(Entries taken from a collection)
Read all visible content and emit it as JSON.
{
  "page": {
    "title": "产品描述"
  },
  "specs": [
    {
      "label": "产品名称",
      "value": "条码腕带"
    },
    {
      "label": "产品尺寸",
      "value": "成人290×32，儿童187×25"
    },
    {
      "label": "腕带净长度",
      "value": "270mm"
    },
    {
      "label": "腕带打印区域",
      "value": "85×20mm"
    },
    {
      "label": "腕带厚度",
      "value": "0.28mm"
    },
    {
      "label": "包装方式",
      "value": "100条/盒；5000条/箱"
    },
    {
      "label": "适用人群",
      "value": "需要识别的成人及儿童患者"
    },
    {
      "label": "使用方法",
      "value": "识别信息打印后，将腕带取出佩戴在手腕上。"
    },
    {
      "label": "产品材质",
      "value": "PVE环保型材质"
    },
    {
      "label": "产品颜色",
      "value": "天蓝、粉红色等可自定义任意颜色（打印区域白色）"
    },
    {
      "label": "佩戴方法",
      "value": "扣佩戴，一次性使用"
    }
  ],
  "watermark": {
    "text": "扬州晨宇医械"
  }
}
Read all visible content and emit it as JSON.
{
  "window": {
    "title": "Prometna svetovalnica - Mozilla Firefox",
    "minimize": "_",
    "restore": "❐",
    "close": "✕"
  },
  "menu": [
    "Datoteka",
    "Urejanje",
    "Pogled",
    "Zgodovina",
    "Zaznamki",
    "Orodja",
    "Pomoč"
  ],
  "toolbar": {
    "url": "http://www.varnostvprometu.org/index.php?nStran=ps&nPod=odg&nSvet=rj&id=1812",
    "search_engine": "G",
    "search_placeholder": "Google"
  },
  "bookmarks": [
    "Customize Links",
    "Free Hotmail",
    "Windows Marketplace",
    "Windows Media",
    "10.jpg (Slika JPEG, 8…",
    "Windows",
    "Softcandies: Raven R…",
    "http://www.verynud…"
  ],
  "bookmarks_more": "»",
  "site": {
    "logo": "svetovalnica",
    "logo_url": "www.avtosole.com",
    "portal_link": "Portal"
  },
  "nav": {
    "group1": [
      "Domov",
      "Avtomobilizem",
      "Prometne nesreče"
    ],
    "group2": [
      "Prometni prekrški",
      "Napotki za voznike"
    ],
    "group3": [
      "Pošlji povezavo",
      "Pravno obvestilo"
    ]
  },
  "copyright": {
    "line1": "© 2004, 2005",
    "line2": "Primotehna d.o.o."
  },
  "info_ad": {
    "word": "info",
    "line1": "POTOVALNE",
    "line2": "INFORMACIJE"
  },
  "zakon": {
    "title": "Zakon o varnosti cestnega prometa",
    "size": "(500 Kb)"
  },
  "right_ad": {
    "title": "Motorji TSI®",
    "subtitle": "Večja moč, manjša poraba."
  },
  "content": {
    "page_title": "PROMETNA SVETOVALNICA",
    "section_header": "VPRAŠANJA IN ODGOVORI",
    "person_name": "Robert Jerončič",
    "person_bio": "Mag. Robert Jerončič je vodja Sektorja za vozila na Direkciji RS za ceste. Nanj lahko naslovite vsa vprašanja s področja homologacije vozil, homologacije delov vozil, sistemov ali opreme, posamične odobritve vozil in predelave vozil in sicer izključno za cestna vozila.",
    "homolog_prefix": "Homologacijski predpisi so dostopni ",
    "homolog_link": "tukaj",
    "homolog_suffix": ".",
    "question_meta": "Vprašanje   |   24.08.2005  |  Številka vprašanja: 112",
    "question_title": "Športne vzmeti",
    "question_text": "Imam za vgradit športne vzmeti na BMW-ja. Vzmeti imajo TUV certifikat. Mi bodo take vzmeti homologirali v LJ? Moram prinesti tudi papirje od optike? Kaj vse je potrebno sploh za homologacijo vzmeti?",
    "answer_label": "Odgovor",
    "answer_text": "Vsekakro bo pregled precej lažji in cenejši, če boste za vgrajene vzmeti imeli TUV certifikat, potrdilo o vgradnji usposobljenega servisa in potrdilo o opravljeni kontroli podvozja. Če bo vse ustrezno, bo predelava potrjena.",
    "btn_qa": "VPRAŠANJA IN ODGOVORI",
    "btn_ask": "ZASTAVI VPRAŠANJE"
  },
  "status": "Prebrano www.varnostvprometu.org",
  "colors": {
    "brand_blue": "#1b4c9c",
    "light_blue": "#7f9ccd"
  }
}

▸ Your instructions: Identify the lines that contain the string "http", and copy every one of them.

▸ Finished answer:
    "url": "http://www.varnostvprometu.org/index.php?nStran=ps&nPod=odg&nSvet=rj&id=1812",
    "http://www.verynud…"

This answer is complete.